(Raw records)
______
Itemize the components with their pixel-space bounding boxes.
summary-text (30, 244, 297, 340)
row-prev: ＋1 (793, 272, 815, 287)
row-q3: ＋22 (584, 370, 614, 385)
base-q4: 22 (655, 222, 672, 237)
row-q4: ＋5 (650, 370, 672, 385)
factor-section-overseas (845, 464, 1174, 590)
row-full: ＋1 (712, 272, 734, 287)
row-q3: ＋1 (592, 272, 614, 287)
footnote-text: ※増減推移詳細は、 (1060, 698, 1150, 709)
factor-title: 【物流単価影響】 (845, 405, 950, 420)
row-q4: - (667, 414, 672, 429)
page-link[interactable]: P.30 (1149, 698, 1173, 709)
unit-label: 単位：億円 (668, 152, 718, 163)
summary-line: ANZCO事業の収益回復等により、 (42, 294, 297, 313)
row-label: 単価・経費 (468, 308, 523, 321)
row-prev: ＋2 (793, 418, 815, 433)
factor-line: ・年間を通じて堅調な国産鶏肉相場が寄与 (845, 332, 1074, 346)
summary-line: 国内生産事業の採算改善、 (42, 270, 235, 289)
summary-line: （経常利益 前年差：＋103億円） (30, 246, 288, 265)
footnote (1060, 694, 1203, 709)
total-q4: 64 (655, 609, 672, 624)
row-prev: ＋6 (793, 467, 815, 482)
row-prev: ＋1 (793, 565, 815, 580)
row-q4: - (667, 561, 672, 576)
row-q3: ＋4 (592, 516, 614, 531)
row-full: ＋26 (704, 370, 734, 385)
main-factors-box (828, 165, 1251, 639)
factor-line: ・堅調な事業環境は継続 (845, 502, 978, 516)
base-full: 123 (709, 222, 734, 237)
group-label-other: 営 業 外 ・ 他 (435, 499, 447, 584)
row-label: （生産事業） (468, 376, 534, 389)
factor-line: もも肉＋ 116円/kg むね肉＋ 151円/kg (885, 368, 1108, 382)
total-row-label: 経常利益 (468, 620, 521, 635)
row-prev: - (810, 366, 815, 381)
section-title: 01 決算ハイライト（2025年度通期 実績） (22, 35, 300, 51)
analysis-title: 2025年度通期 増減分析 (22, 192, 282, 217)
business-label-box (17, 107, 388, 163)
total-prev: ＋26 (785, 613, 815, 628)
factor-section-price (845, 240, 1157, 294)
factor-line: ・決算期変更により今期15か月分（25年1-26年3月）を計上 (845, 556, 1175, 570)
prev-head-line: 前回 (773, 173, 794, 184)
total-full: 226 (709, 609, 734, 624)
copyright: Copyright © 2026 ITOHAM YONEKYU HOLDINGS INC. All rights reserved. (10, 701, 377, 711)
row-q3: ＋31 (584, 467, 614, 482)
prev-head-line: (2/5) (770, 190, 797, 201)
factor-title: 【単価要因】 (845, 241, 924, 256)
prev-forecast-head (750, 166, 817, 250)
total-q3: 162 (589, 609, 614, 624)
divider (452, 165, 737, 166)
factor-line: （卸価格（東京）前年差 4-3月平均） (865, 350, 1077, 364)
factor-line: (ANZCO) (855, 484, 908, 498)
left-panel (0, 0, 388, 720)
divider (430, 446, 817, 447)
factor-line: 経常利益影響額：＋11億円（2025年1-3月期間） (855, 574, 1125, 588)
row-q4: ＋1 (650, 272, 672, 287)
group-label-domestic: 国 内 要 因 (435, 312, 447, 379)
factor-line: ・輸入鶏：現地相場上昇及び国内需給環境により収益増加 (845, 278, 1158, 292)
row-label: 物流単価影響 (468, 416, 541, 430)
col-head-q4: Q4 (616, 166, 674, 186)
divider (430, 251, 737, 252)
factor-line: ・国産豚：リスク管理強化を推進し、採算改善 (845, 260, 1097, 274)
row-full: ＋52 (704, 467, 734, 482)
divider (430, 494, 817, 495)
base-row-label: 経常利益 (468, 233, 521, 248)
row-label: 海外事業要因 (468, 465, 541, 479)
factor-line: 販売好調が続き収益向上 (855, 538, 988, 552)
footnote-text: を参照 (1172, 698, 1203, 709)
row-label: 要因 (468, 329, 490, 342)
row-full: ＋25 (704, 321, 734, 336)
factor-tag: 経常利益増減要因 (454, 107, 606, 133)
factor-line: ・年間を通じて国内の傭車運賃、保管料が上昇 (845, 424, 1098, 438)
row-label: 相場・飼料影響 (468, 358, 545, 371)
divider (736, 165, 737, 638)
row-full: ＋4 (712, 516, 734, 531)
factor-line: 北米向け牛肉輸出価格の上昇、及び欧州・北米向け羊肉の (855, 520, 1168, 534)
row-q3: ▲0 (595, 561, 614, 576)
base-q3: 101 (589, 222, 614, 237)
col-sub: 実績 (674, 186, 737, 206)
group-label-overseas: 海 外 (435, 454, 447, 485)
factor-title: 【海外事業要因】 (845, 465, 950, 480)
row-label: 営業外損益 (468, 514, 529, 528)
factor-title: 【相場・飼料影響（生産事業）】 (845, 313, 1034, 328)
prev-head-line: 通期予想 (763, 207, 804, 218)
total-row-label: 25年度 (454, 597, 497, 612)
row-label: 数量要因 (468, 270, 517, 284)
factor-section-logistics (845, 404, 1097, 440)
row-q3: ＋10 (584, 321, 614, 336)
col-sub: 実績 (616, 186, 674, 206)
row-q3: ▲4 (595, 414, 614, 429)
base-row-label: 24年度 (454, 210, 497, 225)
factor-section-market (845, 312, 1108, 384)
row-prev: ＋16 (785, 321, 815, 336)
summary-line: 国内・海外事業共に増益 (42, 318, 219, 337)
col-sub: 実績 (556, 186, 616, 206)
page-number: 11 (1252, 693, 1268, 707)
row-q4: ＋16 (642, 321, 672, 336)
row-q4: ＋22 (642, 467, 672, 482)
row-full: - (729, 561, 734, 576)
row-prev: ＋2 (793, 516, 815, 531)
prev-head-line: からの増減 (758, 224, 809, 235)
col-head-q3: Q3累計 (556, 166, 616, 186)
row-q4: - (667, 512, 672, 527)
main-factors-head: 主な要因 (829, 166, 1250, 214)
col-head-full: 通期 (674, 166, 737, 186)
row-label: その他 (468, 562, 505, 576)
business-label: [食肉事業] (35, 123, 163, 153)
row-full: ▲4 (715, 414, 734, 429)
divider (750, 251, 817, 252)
______
**Instruction**
List each line in the records above that contains the word "divider".

**Response to this exercise**
divider (452, 165, 737, 166)
divider (430, 446, 817, 447)
divider (430, 251, 737, 252)
divider (430, 494, 817, 495)
divider (736, 165, 737, 638)
divider (750, 251, 817, 252)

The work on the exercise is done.